== Records supplied ==
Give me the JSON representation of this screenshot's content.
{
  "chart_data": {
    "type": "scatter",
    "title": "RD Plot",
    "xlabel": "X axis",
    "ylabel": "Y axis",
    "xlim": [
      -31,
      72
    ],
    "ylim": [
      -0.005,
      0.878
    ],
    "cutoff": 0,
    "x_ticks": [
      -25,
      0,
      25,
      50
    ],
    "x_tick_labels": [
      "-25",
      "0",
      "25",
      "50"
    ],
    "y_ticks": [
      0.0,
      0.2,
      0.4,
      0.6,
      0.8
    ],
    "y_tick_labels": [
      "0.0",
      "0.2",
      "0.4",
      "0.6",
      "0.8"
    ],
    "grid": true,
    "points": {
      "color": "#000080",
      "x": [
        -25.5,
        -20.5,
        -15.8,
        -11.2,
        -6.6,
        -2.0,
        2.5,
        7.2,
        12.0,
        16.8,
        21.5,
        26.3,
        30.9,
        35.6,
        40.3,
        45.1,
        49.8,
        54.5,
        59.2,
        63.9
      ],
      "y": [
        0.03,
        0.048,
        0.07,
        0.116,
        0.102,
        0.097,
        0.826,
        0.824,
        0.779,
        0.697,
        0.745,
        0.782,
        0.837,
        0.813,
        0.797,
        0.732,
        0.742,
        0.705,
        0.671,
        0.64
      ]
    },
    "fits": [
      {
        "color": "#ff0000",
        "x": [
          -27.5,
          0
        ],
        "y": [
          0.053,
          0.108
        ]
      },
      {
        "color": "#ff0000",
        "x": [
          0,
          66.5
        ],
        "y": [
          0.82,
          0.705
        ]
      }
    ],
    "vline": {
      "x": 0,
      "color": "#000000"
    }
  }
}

== Goal of the exercise ==
Using the material above, report each line where "color" occurs.

== Exercise result ==
      "color": "#000080",
        "color": "#ff0000",
        "color": "#ff0000",
      "color": "#000000"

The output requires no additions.